RECORDS FOR THIS EXERCISE:
★ ★ ★ ★ ★ ★ ★
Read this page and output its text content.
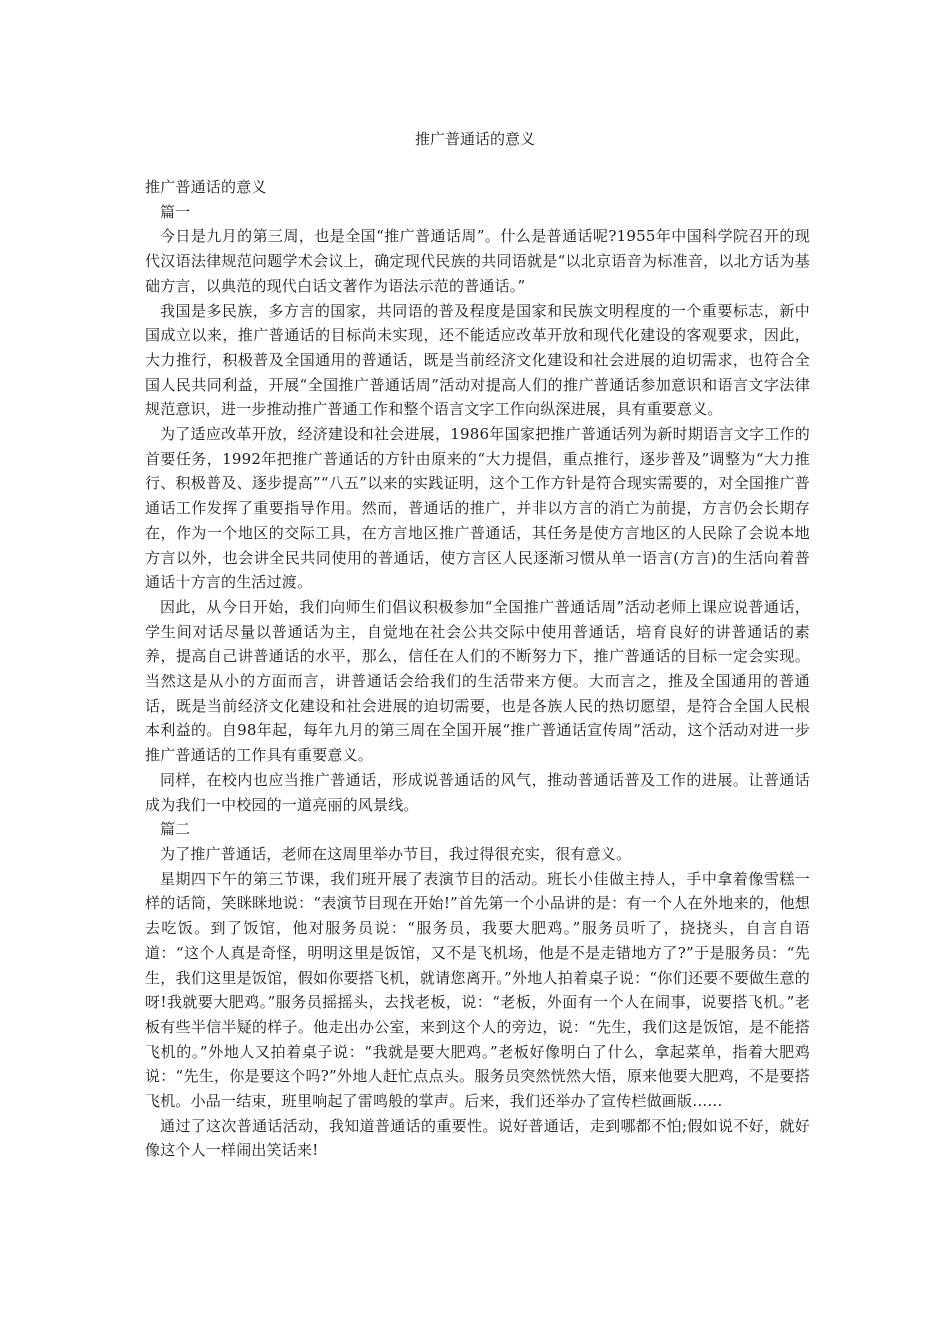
推广普通话的意义

推广普通话的意义

篇一

今日是九月的第三周，也是全国“推广普通话周”。什么是普通话呢?1955年中国科学院召开的现代汉语法律规范问题学术会议上，确定现代民族的共同语就是“以北京语音为标准音，以北方话为基础方言，以典范的现代白话文著作为语法示范的普通话。”

我国是多民族，多方言的国家，共同语的普及程度是国家和民族文明程度的一个重要标志，新中国成立以来，推广普通话的目标尚未实现，还不能适应改革开放和现代化建设的客观要求，因此，大力推行，积极普及全国通用的普通话，既是当前经济文化建设和社会进展的迫切需求，也符合全国人民共同利益，开展“全国推广普通话周”活动对提高人们的推广普通话参加意识和语言文字法律规范意识，进一步推动推广普通工作和整个语言文字工作向纵深进展，具有重要意义。

为了适应改革开放，经济建设和社会进展，1986年国家把推广普通话列为新时期语言文字工作的首要任务，1992年把推广普通话的方针由原来的“大力提倡，重点推行，逐步普及”调整为“大力推行、积极普及、逐步提高”“八五”以来的实践证明，这个工作方针是符合现实需要的，对全国推广普通话工作发挥了重要指导作用。然而，普通话的推广，并非以方言的消亡为前提，方言仍会长期存在，作为一个地区的交际工具，在方言地区推广普通话，其任务是使方言地区的人民除了会说本地方言以外，也会讲全民共同使用的普通话，使方言区人民逐渐习惯从单一语言(方言)的生活向着普通话十方言的生活过渡。

因此，从今日开始，我们向师生们倡议积极参加“全国推广普通话周”活动老师上课应说普通话，学生间对话尽量以普通话为主，自觉地在社会公共交际中使用普通话，培育良好的讲普通话的素养，提高自己讲普通话的水平，那么，信任在人们的不断努力下，推广普通话的目标一定会实现。当然这是从小的方面而言，讲普通话会给我们的生活带来方便。大而言之，推及全国通用的普通话，既是当前经济文化建设和社会进展的迫切需要，也是各族人民的热切愿望，是符合全国人民根本利益的。自98年起，每年九月的第三周在全国开展“推广普通话宣传周”活动，这个活动对进一步推广普通话的工作具有重要意义。

同样，在校内也应当推广普通话，形成说普通话的风气，推动普通话普及工作的进展。让普通话成为我们一中校园的一道亮丽的风景线。

篇二

为了推广普通话，老师在这周里举办节目，我过得很充实，很有意义。

星期四下午的第三节课，我们班开展了表演节目的活动。班长小佳做主持人，手中拿着像雪糕一样的话筒，笑眯眯地说：“表演节目现在开始!”首先第一个小品讲的是：有一个人在外地来的，他想去吃饭。到了饭馆，他对服务员说：“服务员，我要大肥鸡。”服务员听了，挠挠头，自言自语道：“这个人真是奇怪，明明这里是饭馆，又不是飞机场，他是不是走错地方了?”于是服务员：“先生，我们这里是饭馆，假如你要搭飞机，就请您离开。”外地人拍着桌子说：“你们还要不要做生意的呀!我就要大肥鸡。”服务员摇摇头，去找老板，说：“老板，外面有一个人在闹事，说要搭飞机。”老板有些半信半疑的样子。他走出办公室，来到这个人的旁边，说：“先生，我们这是饭馆，是不能搭飞机的。”外地人又拍着桌子说：“我就是要大肥鸡。”老板好像明白了什么，拿起菜单，指着大肥鸡说：“先生，你是要这个吗?”外地人赶忙点点头。服务员突然恍然大悟，原来他要大肥鸡，不是要搭飞机。小品一结束，班里响起了雷鸣般的掌声。后来，我们还举办了宣传栏做画版……

通过了这次普通话活动，我知道普通话的重要性。说好普通话，走到哪都不怕;假如说不好，就好像这个人一样闹出笑话来!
★ ★ ★ ★ ★ ★ ★
STATED EXERCISE: The entries above are to be returned exactly, without their pictures.

FINISHED ANSWER:
Read this page and output its text content.
推广普通话的意义

推广普通话的意义

篇一

今日是九月的第三周，也是全国“推广普通话周”。什么是普通话呢?1955年中国科学院召开的现代汉语法律规范问题学术会议上，确定现代民族的共同语就是“以北京语音为标准音，以北方话为基础方言，以典范的现代白话文著作为语法示范的普通话。”

我国是多民族，多方言的国家，共同语的普及程度是国家和民族文明程度的一个重要标志，新中国成立以来，推广普通话的目标尚未实现，还不能适应改革开放和现代化建设的客观要求，因此，大力推行，积极普及全国通用的普通话，既是当前经济文化建设和社会进展的迫切需求，也符合全国人民共同利益，开展“全国推广普通话周”活动对提高人们的推广普通话参加意识和语言文字法律规范意识，进一步推动推广普通工作和整个语言文字工作向纵深进展，具有重要意义。

为了适应改革开放，经济建设和社会进展，1986年国家把推广普通话列为新时期语言文字工作的首要任务，1992年把推广普通话的方针由原来的“大力提倡，重点推行，逐步普及”调整为“大力推行、积极普及、逐步提高”“八五”以来的实践证明，这个工作方针是符合现实需要的，对全国推广普通话工作发挥了重要指导作用。然而，普通话的推广，并非以方言的消亡为前提，方言仍会长期存在，作为一个地区的交际工具，在方言地区推广普通话，其任务是使方言地区的人民除了会说本地方言以外，也会讲全民共同使用的普通话，使方言区人民逐渐习惯从单一语言(方言)的生活向着普通话十方言的生活过渡。

因此，从今日开始，我们向师生们倡议积极参加“全国推广普通话周”活动老师上课应说普通话，学生间对话尽量以普通话为主，自觉地在社会公共交际中使用普通话，培育良好的讲普通话的素养，提高自己讲普通话的水平，那么，信任在人们的不断努力下，推广普通话的目标一定会实现。当然这是从小的方面而言，讲普通话会给我们的生活带来方便。大而言之，推及全国通用的普通话，既是当前经济文化建设和社会进展的迫切需要，也是各族人民的热切愿望，是符合全国人民根本利益的。自98年起，每年九月的第三周在全国开展“推广普通话宣传周”活动，这个活动对进一步推广普通话的工作具有重要意义。

同样，在校内也应当推广普通话，形成说普通话的风气，推动普通话普及工作的进展。让普通话成为我们一中校园的一道亮丽的风景线。

篇二

为了推广普通话，老师在这周里举办节目，我过得很充实，很有意义。

星期四下午的第三节课，我们班开展了表演节目的活动。班长小佳做主持人，手中拿着像雪糕一样的话筒，笑眯眯地说：“表演节目现在开始!”首先第一个小品讲的是：有一个人在外地来的，他想去吃饭。到了饭馆，他对服务员说：“服务员，我要大肥鸡。”服务员听了，挠挠头，自言自语道：“这个人真是奇怪，明明这里是饭馆，又不是飞机场，他是不是走错地方了?”于是服务员：“先生，我们这里是饭馆，假如你要搭飞机，就请您离开。”外地人拍着桌子说：“你们还要不要做生意的呀!我就要大肥鸡。”服务员摇摇头，去找老板，说：“老板，外面有一个人在闹事，说要搭飞机。”老板有些半信半疑的样子。他走出办公室，来到这个人的旁边，说：“先生，我们这是饭馆，是不能搭飞机的。”外地人又拍着桌子说：“我就是要大肥鸡。”老板好像明白了什么，拿起菜单，指着大肥鸡说：“先生，你是要这个吗?”外地人赶忙点点头。服务员突然恍然大悟，原来他要大肥鸡，不是要搭飞机。小品一结束，班里响起了雷鸣般的掌声。后来，我们还举办了宣传栏做画版……

通过了这次普通话活动，我知道普通话的重要性。说好普通话，走到哪都不怕;假如说不好，就好像这个人一样闹出笑话来!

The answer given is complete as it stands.